### Your goal
From the listing below, extract each entry exactly as written, minus the images.

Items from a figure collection

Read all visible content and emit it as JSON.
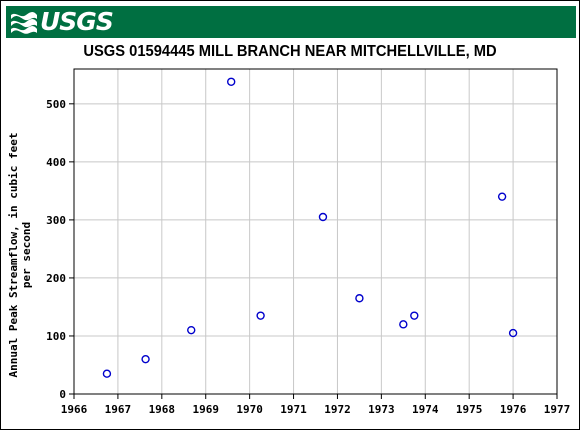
{
  "banner": {
    "logo_text": "USGS",
    "color": "#006f41"
  },
  "chart_data": {
    "type": "scatter",
    "title": "USGS 01594445 MILL BRANCH NEAR MITCHELLVILLE, MD",
    "ylabel": "Annual Peak Streamflow, in cubic feet\nper second",
    "xlabel": "",
    "xlim": [
      1966,
      1977
    ],
    "ylim": [
      0,
      560
    ],
    "x_ticks": [
      "1966",
      "1967",
      "1968",
      "1969",
      "1970",
      "1971",
      "1972",
      "1973",
      "1974",
      "1975",
      "1976",
      "1977"
    ],
    "y_ticks": [
      "0",
      "100",
      "200",
      "300",
      "400",
      "500"
    ],
    "grid": true,
    "marker": "open-circle",
    "marker_color": "#0000cc",
    "series": [
      {
        "x": [
          1966.75,
          1967.63,
          1968.67,
          1969.58,
          1970.25,
          1971.67,
          1972.5,
          1973.5,
          1973.75,
          1975.75,
          1976.0
        ],
        "y": [
          35,
          60,
          110,
          538,
          135,
          305,
          165,
          120,
          135,
          340,
          105
        ]
      }
    ]
  }
}
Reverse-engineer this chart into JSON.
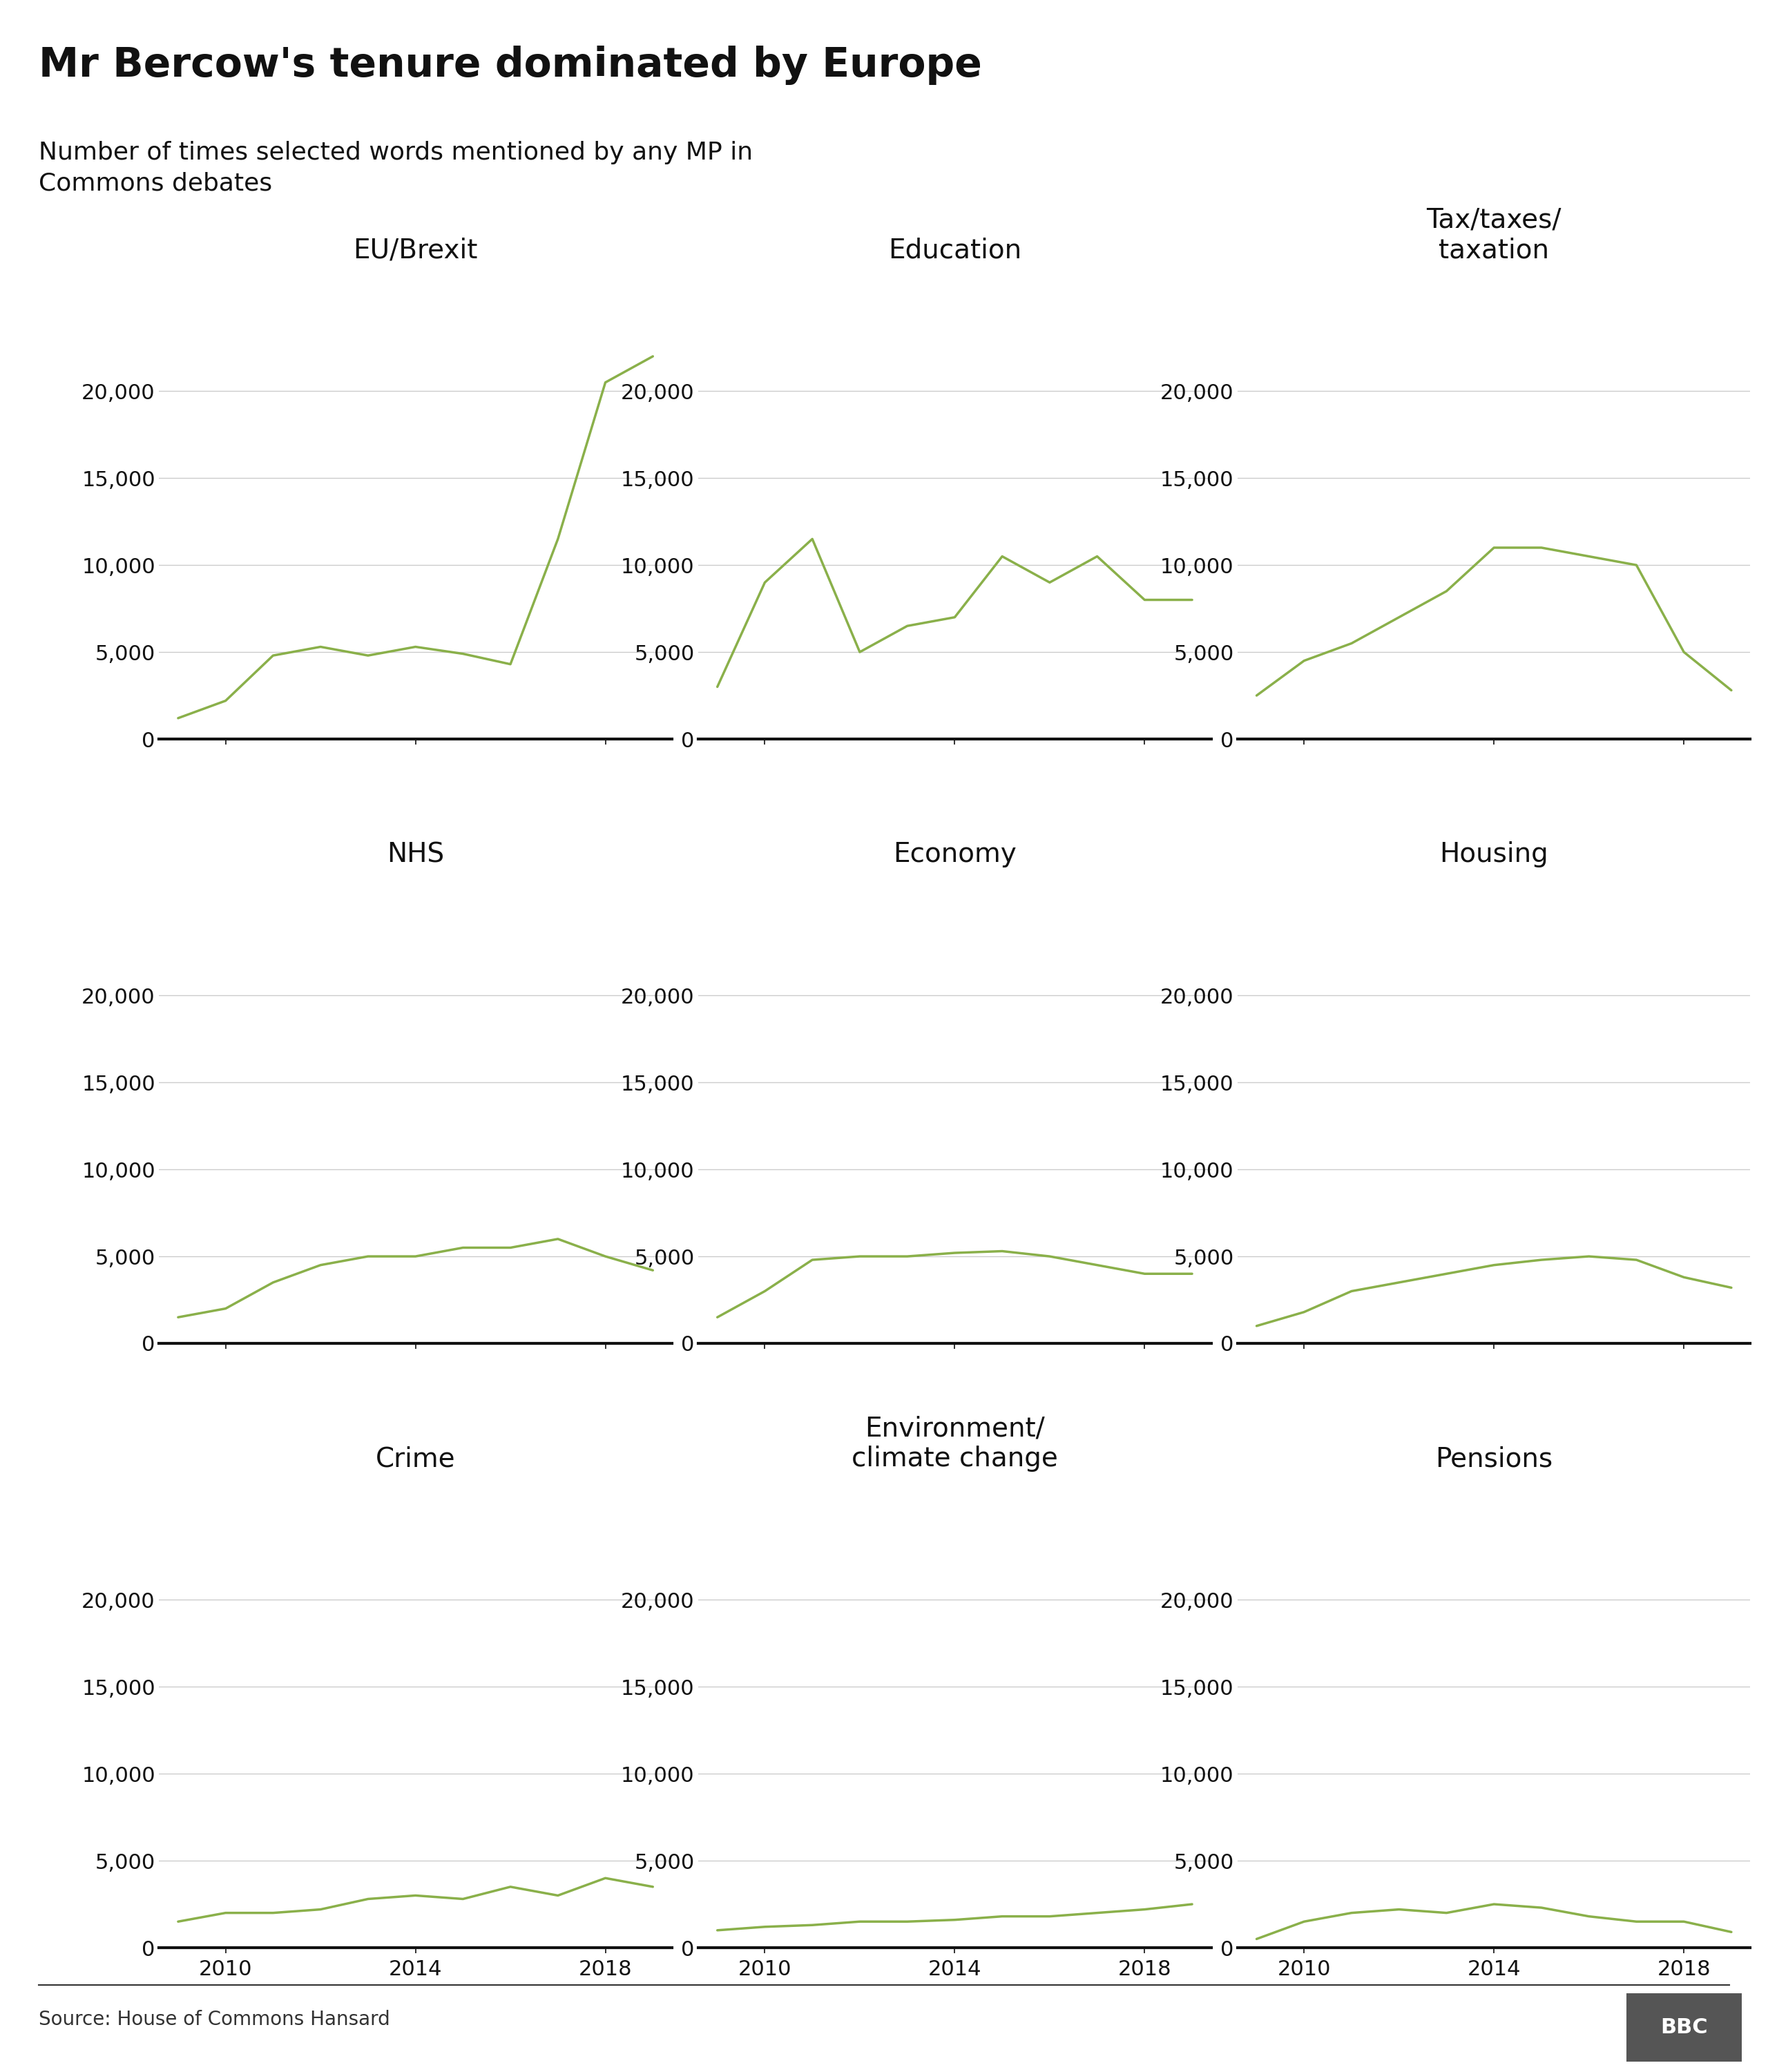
{
  "title": "Mr Bercow's tenure dominated by Europe",
  "subtitle": "Number of times selected words mentioned by any MP in\nCommons debates",
  "source": "Source: House of Commons Hansard",
  "line_color": "#8ab04a",
  "background_color": "#ffffff",
  "grid_color": "#cccccc",
  "years": [
    2009,
    2010,
    2011,
    2012,
    2013,
    2014,
    2015,
    2016,
    2017,
    2018,
    2019
  ],
  "series": [
    {
      "label": "EU/Brexit",
      "values": [
        1200,
        2200,
        4800,
        5300,
        4800,
        5300,
        4900,
        4300,
        11500,
        20500,
        22000
      ]
    },
    {
      "label": "Education",
      "values": [
        3000,
        9000,
        11500,
        5000,
        6500,
        7000,
        10500,
        9000,
        10500,
        8000,
        8000
      ]
    },
    {
      "label": "Tax/taxes/\ntaxation",
      "values": [
        2500,
        4500,
        5500,
        7000,
        8500,
        11000,
        11000,
        10500,
        10000,
        5000,
        2800
      ]
    },
    {
      "label": "NHS",
      "values": [
        1500,
        2000,
        3500,
        4500,
        5000,
        5000,
        5500,
        5500,
        6000,
        5000,
        4200
      ]
    },
    {
      "label": "Economy",
      "values": [
        1500,
        3000,
        4800,
        5000,
        5000,
        5200,
        5300,
        5000,
        4500,
        4000,
        4000
      ]
    },
    {
      "label": "Housing",
      "values": [
        1000,
        1800,
        3000,
        3500,
        4000,
        4500,
        4800,
        5000,
        4800,
        3800,
        3200
      ]
    },
    {
      "label": "Crime",
      "values": [
        1500,
        2000,
        2000,
        2200,
        2800,
        3000,
        2800,
        3500,
        3000,
        4000,
        3500
      ]
    },
    {
      "label": "Environment/\nclimate change",
      "values": [
        1000,
        1200,
        1300,
        1500,
        1500,
        1600,
        1800,
        1800,
        2000,
        2200,
        2500
      ]
    },
    {
      "label": "Pensions",
      "values": [
        500,
        1500,
        2000,
        2200,
        2000,
        2500,
        2300,
        1800,
        1500,
        1500,
        900
      ]
    }
  ],
  "ylim": [
    0,
    25000
  ],
  "yticks": [
    0,
    5000,
    10000,
    15000,
    20000
  ],
  "xticks": [
    2010,
    2014,
    2018
  ],
  "title_fontsize": 42,
  "subtitle_fontsize": 26,
  "label_fontsize": 28,
  "tick_fontsize": 22,
  "source_fontsize": 20,
  "line_width": 2.5
}
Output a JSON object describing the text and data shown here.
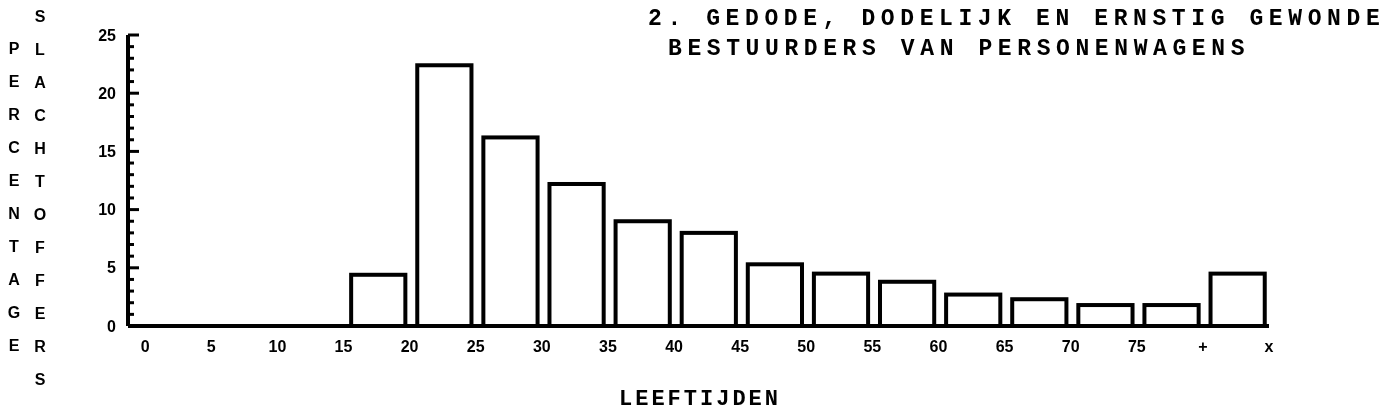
{
  "chart_data": {
    "type": "histogram",
    "title": "2. GEDODE, DODELIJK EN ERNSTIG GEWONDE\nBESTUURDERS VAN PERSONENWAGENS",
    "xlabel": "LEEFTIJDEN",
    "ylabel": "PERCENTAGE SLACHTOFFERS",
    "bins": [
      0,
      5,
      10,
      15,
      20,
      25,
      30,
      35,
      40,
      45,
      50,
      55,
      60,
      65,
      70,
      75,
      80,
      85
    ],
    "values": [
      0,
      0,
      0,
      4.4,
      22.4,
      16.2,
      12.2,
      9.0,
      8.0,
      5.3,
      4.5,
      3.8,
      2.7,
      2.3,
      1.8,
      1.8,
      4.5
    ],
    "color": "#ffffff",
    "xlim": [
      -1.3,
      85
    ],
    "xticks": [
      0,
      5,
      10,
      15,
      20,
      25,
      30,
      35,
      40,
      45,
      50,
      55,
      60,
      65,
      70,
      75,
      {
        "value": 80,
        "label": "+"
      },
      {
        "value": 85,
        "label": "x"
      }
    ],
    "ylim": [
      0,
      25
    ],
    "yticks": [
      0,
      {
        "value": 1,
        "label": null
      },
      {
        "value": 2,
        "label": null
      },
      {
        "value": 3,
        "label": null
      },
      {
        "value": 4,
        "label": null
      },
      5,
      {
        "value": 6,
        "label": null
      },
      {
        "value": 7,
        "label": null
      },
      {
        "value": 8,
        "label": null
      },
      {
        "value": 9,
        "label": null
      },
      10,
      {
        "value": 11,
        "label": null
      },
      {
        "value": 12,
        "label": null
      },
      {
        "value": 13,
        "label": null
      },
      {
        "value": 14,
        "label": null
      },
      15,
      {
        "value": 16,
        "label": null
      },
      {
        "value": 17,
        "label": null
      },
      {
        "value": 18,
        "label": null
      },
      {
        "value": 19,
        "label": null
      },
      20,
      {
        "value": 21,
        "label": null
      },
      {
        "value": 22,
        "label": null
      },
      {
        "value": 23,
        "label": null
      },
      {
        "value": 24,
        "label": null
      },
      25
    ],
    "grid": false,
    "legend": false
  }
}
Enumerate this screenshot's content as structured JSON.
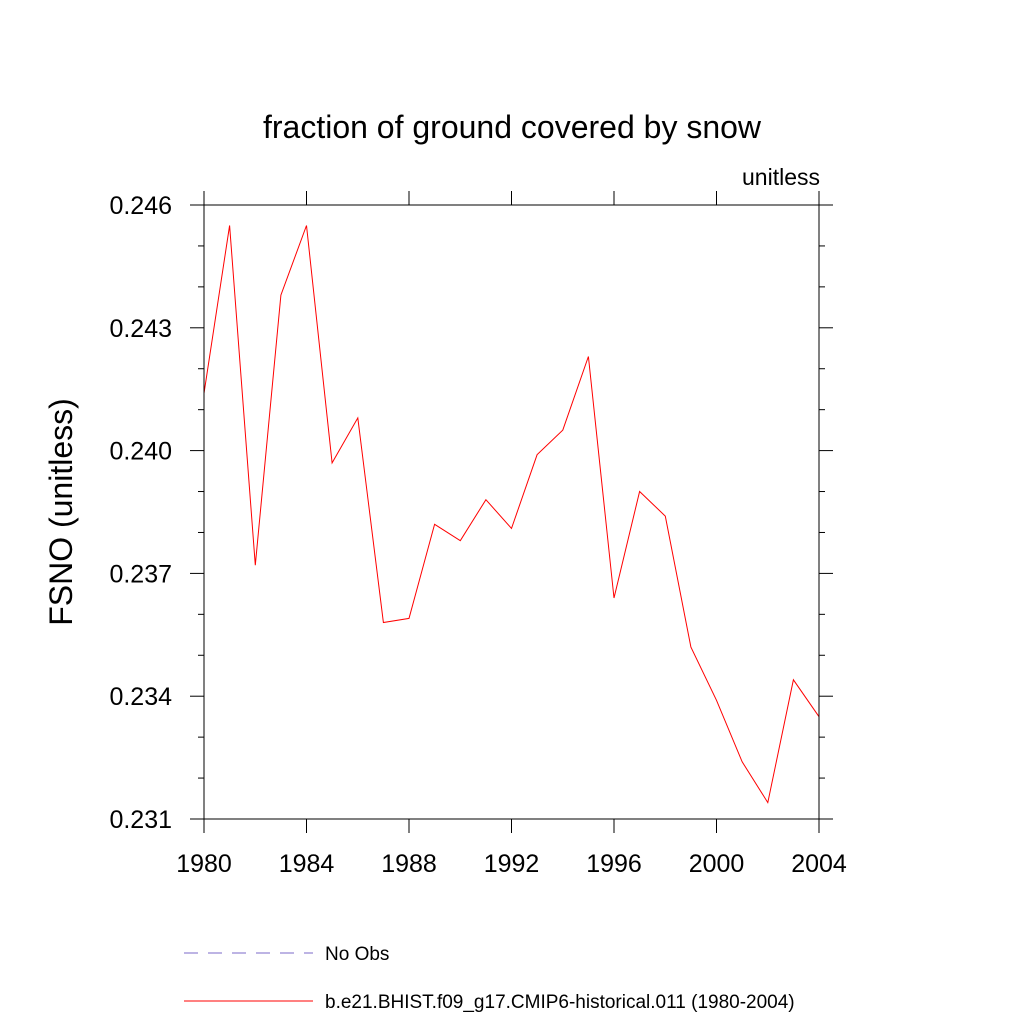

### Reply to the task
Read all visible content and emit it as JSON.
{
  "banner": {
    "logo_text": "USGS",
    "color": "#006f41"
  },
  "chart_data": {
    "type": "scatter",
    "title": "USGS 01594445 MILL BRANCH NEAR MITCHELLVILLE, MD",
    "ylabel": "Annual Peak Streamflow, in cubic feet\nper second",
    "xlabel": "",
    "xlim": [
      1966,
      1977
    ],
    "ylim": [
      0,
      560
    ],
    "x_ticks": [
      "1966",
      "1967",
      "1968",
      "1969",
      "1970",
      "1971",
      "1972",
      "1973",
      "1974",
      "1975",
      "1976",
      "1977"
    ],
    "y_ticks": [
      "0",
      "100",
      "200",
      "300",
      "400",
      "500"
    ],
    "grid": true,
    "marker": "open-circle",
    "marker_color": "#0000cc",
    "series": [
      {
        "x": [
          1966.75,
          1967.63,
          1968.67,
          1969.58,
          1970.25,
          1971.67,
          1972.5,
          1973.5,
          1973.75,
          1975.75,
          1976.0
        ],
        "y": [
          35,
          60,
          110,
          538,
          135,
          305,
          165,
          120,
          135,
          340,
          105
        ]
      }
    ]
  }
}
Reverse-engineer this chart into JSON.
{
  "title": "Mr Bercow's tenure dominated by Europe",
  "subtitle": "Number of times selected words mentioned by any MP in\nCommons debates",
  "source": "Source: House of Commons Hansard",
  "line_color": "#8ab04a",
  "background_color": "#ffffff",
  "grid_color": "#cccccc",
  "years": [
    2009,
    2010,
    2011,
    2012,
    2013,
    2014,
    2015,
    2016,
    2017,
    2018,
    2019
  ],
  "series": [
    {
      "label": "EU/Brexit",
      "values": [
        1200,
        2200,
        4800,
        5300,
        4800,
        5300,
        4900,
        4300,
        11500,
        20500,
        22000
      ]
    },
    {
      "label": "Education",
      "values": [
        3000,
        9000,
        11500,
        5000,
        6500,
        7000,
        10500,
        9000,
        10500,
        8000,
        8000
      ]
    },
    {
      "label": "Tax/taxes/\ntaxation",
      "values": [
        2500,
        4500,
        5500,
        7000,
        8500,
        11000,
        11000,
        10500,
        10000,
        5000,
        2800
      ]
    },
    {
      "label": "NHS",
      "values": [
        1500,
        2000,
        3500,
        4500,
        5000,
        5000,
        5500,
        5500,
        6000,
        5000,
        4200
      ]
    },
    {
      "label": "Economy",
      "values": [
        1500,
        3000,
        4800,
        5000,
        5000,
        5200,
        5300,
        5000,
        4500,
        4000,
        4000
      ]
    },
    {
      "label": "Housing",
      "values": [
        1000,
        1800,
        3000,
        3500,
        4000,
        4500,
        4800,
        5000,
        4800,
        3800,
        3200
      ]
    },
    {
      "label": "Crime",
      "values": [
        1500,
        2000,
        2000,
        2200,
        2800,
        3000,
        2800,
        3500,
        3000,
        4000,
        3500
      ]
    },
    {
      "label": "Environment/\nclimate change",
      "values": [
        1000,
        1200,
        1300,
        1500,
        1500,
        1600,
        1800,
        1800,
        2000,
        2200,
        2500
      ]
    },
    {
      "label": "Pensions",
      "values": [
        500,
        1500,
        2000,
        2200,
        2000,
        2500,
        2300,
        1800,
        1500,
        1500,
        900
      ]
    }
  ],
  "ylim": [
    0,
    25000
  ],
  "yticks": [
    0,
    5000,
    10000,
    15000,
    20000
  ],
  "xticks": [
    2010,
    2014,
    2018
  ],
  "title_fontsize": 42,
  "subtitle_fontsize": 26,
  "label_fontsize": 28,
  "tick_fontsize": 22,
  "source_fontsize": 20,
  "line_width": 2.5
}
Output a JSON object describing the text and data shown here.
{
  "chart_data": {
    "type": "histogram",
    "title": "2. GEDODE, DODELIJK EN ERNSTIG GEWONDE\nBESTUURDERS VAN PERSONENWAGENS",
    "xlabel": "LEEFTIJDEN",
    "ylabel": "PERCENTAGE SLACHTOFFERS",
    "bins": [
      0,
      5,
      10,
      15,
      20,
      25,
      30,
      35,
      40,
      45,
      50,
      55,
      60,
      65,
      70,
      75,
      80,
      85
    ],
    "values": [
      0,
      0,
      0,
      4.4,
      22.4,
      16.2,
      12.2,
      9.0,
      8.0,
      5.3,
      4.5,
      3.8,
      2.7,
      2.3,
      1.8,
      1.8,
      4.5
    ],
    "color": "#ffffff",
    "xlim": [
      -1.3,
      85
    ],
    "xticks": [
      0,
      5,
      10,
      15,
      20,
      25,
      30,
      35,
      40,
      45,
      50,
      55,
      60,
      65,
      70,
      75,
      {
        "value": 80,
        "label": "+"
      },
      {
        "value": 85,
        "label": "x"
      }
    ],
    "ylim": [
      0,
      25
    ],
    "yticks": [
      0,
      {
        "value": 1,
        "label": null
      },
      {
        "value": 2,
        "label": null
      },
      {
        "value": 3,
        "label": null
      },
      {
        "value": 4,
        "label": null
      },
      5,
      {
        "value": 6,
        "label": null
      },
      {
        "value": 7,
        "label": null
      },
      {
        "value": 8,
        "label": null
      },
      {
        "value": 9,
        "label": null
      },
      10,
      {
        "value": 11,
        "label": null
      },
      {
        "value": 12,
        "label": null
      },
      {
        "value": 13,
        "label": null
      },
      {
        "value": 14,
        "label": null
      },
      15,
      {
        "value": 16,
        "label": null
      },
      {
        "value": 17,
        "label": null
      },
      {
        "value": 18,
        "label": null
      },
      {
        "value": 19,
        "label": null
      },
      20,
      {
        "value": 21,
        "label": null
      },
      {
        "value": 22,
        "label": null
      },
      {
        "value": 23,
        "label": null
      },
      {
        "value": 24,
        "label": null
      },
      25
    ],
    "grid": false,
    "legend": false
  }
}
Enumerate this screenshot's content as structured JSON.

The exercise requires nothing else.